Please copy each of the items below word for word, keeping every line.

Bounding box entries
= = = = = = =

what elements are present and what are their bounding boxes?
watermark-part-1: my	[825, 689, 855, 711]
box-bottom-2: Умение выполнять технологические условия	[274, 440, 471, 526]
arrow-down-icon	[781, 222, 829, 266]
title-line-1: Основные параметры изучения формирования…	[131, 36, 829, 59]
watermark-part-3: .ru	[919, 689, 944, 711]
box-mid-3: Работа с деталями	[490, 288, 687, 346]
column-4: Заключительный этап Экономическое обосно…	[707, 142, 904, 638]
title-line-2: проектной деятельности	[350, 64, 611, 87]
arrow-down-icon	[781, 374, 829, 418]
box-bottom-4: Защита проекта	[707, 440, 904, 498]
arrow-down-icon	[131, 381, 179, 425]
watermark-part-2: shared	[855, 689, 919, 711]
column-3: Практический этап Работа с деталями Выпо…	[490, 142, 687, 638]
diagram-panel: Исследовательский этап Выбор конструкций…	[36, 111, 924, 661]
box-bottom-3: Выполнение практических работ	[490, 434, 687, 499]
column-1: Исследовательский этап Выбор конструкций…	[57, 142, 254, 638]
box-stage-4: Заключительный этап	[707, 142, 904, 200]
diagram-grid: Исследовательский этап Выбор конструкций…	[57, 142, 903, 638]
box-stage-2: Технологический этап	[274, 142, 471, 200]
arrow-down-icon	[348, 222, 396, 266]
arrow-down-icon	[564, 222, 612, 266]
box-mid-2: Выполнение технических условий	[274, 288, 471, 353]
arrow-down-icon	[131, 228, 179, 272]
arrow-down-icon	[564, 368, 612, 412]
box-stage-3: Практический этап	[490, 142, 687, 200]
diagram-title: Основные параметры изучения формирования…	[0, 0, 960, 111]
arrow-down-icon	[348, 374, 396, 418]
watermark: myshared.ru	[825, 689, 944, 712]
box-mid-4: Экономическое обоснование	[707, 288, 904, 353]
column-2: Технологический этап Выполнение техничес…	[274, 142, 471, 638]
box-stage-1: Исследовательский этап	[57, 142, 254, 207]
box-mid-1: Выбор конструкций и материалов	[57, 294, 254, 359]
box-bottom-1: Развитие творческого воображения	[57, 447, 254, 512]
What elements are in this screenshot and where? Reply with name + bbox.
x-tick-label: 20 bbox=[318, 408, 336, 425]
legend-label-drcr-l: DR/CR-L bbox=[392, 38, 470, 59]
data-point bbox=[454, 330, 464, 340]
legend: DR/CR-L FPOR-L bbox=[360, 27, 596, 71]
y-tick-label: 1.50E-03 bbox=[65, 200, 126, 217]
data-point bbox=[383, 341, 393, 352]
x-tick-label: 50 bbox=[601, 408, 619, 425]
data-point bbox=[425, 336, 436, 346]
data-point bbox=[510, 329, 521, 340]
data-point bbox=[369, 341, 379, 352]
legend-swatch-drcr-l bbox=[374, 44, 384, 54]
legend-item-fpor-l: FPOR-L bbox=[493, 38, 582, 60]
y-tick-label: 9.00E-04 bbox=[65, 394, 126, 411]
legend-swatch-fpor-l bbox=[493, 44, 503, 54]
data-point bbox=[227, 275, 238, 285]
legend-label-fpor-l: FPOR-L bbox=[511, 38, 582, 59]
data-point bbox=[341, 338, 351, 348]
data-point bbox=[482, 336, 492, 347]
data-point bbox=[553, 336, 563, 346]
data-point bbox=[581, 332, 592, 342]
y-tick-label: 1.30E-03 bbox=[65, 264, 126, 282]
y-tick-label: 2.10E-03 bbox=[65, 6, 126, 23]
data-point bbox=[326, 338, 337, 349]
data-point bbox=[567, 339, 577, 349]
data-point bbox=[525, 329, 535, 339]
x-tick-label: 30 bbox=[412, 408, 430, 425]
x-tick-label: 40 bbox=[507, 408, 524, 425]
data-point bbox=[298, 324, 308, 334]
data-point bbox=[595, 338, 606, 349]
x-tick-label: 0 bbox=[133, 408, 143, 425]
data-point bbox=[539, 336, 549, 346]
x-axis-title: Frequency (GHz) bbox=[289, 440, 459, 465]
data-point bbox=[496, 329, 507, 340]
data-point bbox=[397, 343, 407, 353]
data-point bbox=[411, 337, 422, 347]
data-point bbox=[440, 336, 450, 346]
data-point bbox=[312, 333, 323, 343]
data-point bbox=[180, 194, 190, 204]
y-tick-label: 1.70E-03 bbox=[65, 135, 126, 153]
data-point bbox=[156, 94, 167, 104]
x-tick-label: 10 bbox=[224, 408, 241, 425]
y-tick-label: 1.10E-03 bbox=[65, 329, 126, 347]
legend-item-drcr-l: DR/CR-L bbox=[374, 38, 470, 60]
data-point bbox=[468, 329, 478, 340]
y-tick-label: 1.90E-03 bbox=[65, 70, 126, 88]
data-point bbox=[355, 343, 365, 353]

= = = = = = =

▶ SOLUTION FOR THIS TASK:
what elements are present and what are their bounding boxes?
watermark-part-1: my	[825, 689, 855, 711]
box-bottom-2: Умение выполнять технологические условия	[274, 440, 471, 526]
arrow-down-icon	[781, 222, 829, 266]
title-line-1: Основные параметры изучения формирования…	[131, 36, 829, 59]
watermark-part-3: .ru	[919, 689, 944, 711]
box-mid-3: Работа с деталями	[490, 288, 687, 346]
column-4: Заключительный этап Экономическое обосно…	[707, 142, 904, 638]
title-line-2: проектной деятельности	[350, 64, 611, 87]
arrow-down-icon	[781, 374, 829, 418]
box-bottom-4: Защита проекта	[707, 440, 904, 498]
arrow-down-icon	[131, 381, 179, 425]
watermark-part-2: shared	[855, 689, 919, 711]
column-3: Практический этап Работа с деталями Выпо…	[490, 142, 687, 638]
diagram-panel: Исследовательский этап Выбор конструкций…	[36, 111, 924, 661]
box-bottom-3: Выполнение практических работ	[490, 434, 687, 499]
column-1: Исследовательский этап Выбор конструкций…	[57, 142, 254, 638]
box-stage-4: Заключительный этап	[707, 142, 904, 200]
diagram-grid: Исследовательский этап Выбор конструкций…	[57, 142, 903, 638]
box-stage-2: Технологический этап	[274, 142, 471, 200]
arrow-down-icon	[348, 222, 396, 266]
arrow-down-icon	[564, 222, 612, 266]
box-mid-2: Выполнение технических условий	[274, 288, 471, 353]
arrow-down-icon	[131, 228, 179, 272]
arrow-down-icon	[564, 368, 612, 412]
box-stage-3: Практический этап	[490, 142, 687, 200]
diagram-title: Основные параметры изучения формирования…	[0, 0, 960, 111]
arrow-down-icon	[348, 374, 396, 418]
watermark: myshared.ru	[825, 689, 944, 712]
box-mid-4: Экономическое обоснование	[707, 288, 904, 353]
column-2: Технологический этап Выполнение техничес…	[274, 142, 471, 638]
box-stage-1: Исследовательский этап	[57, 142, 254, 207]
box-mid-1: Выбор конструкций и материалов	[57, 294, 254, 359]
box-bottom-1: Развитие творческого воображения	[57, 447, 254, 512]
What elements are in this screenshot and where? Reply with name + bbox.
x-tick-label: 20 bbox=[318, 408, 336, 425]
legend-label-drcr-l: DR/CR-L bbox=[392, 38, 470, 59]
data-point bbox=[454, 330, 464, 340]
legend: DR/CR-L FPOR-L bbox=[360, 27, 596, 71]
y-tick-label: 1.50E-03 bbox=[65, 200, 126, 217]
data-point bbox=[383, 341, 393, 352]
x-tick-label: 50 bbox=[601, 408, 619, 425]
data-point bbox=[425, 336, 436, 346]
data-point bbox=[510, 329, 521, 340]
data-point bbox=[369, 341, 379, 352]
legend-swatch-drcr-l bbox=[374, 44, 384, 54]
legend-item-fpor-l: FPOR-L bbox=[493, 38, 582, 60]
y-tick-label: 9.00E-04 bbox=[65, 394, 126, 411]
legend-swatch-fpor-l bbox=[493, 44, 503, 54]
data-point bbox=[227, 275, 238, 285]
legend-label-fpor-l: FPOR-L bbox=[511, 38, 582, 59]
data-point bbox=[341, 338, 351, 348]
data-point bbox=[482, 336, 492, 347]
data-point bbox=[553, 336, 563, 346]
data-point bbox=[581, 332, 592, 342]
y-tick-label: 1.30E-03 bbox=[65, 264, 126, 282]
y-tick-label: 2.10E-03 bbox=[65, 6, 126, 23]
data-point bbox=[326, 338, 337, 349]
data-point bbox=[567, 339, 577, 349]
data-point bbox=[525, 329, 535, 339]
x-tick-label: 30 bbox=[412, 408, 430, 425]
x-tick-label: 40 bbox=[507, 408, 524, 425]
data-point bbox=[298, 324, 308, 334]
data-point bbox=[595, 338, 606, 349]
x-tick-label: 0 bbox=[133, 408, 143, 425]
data-point bbox=[539, 336, 549, 346]
x-axis-title: Frequency (GHz) bbox=[289, 440, 459, 465]
data-point bbox=[496, 329, 507, 340]
data-point bbox=[397, 343, 407, 353]
data-point bbox=[411, 337, 422, 347]
data-point bbox=[440, 336, 450, 346]
data-point bbox=[312, 333, 323, 343]
data-point bbox=[180, 194, 190, 204]
y-tick-label: 1.70E-03 bbox=[65, 135, 126, 153]
data-point bbox=[156, 94, 167, 104]
x-tick-label: 10 bbox=[224, 408, 241, 425]
y-tick-label: 1.10E-03 bbox=[65, 329, 126, 347]
legend-item-drcr-l: DR/CR-L bbox=[374, 38, 470, 60]
data-point bbox=[468, 329, 478, 340]
y-tick-label: 1.90E-03 bbox=[65, 70, 126, 88]
data-point bbox=[355, 343, 365, 353]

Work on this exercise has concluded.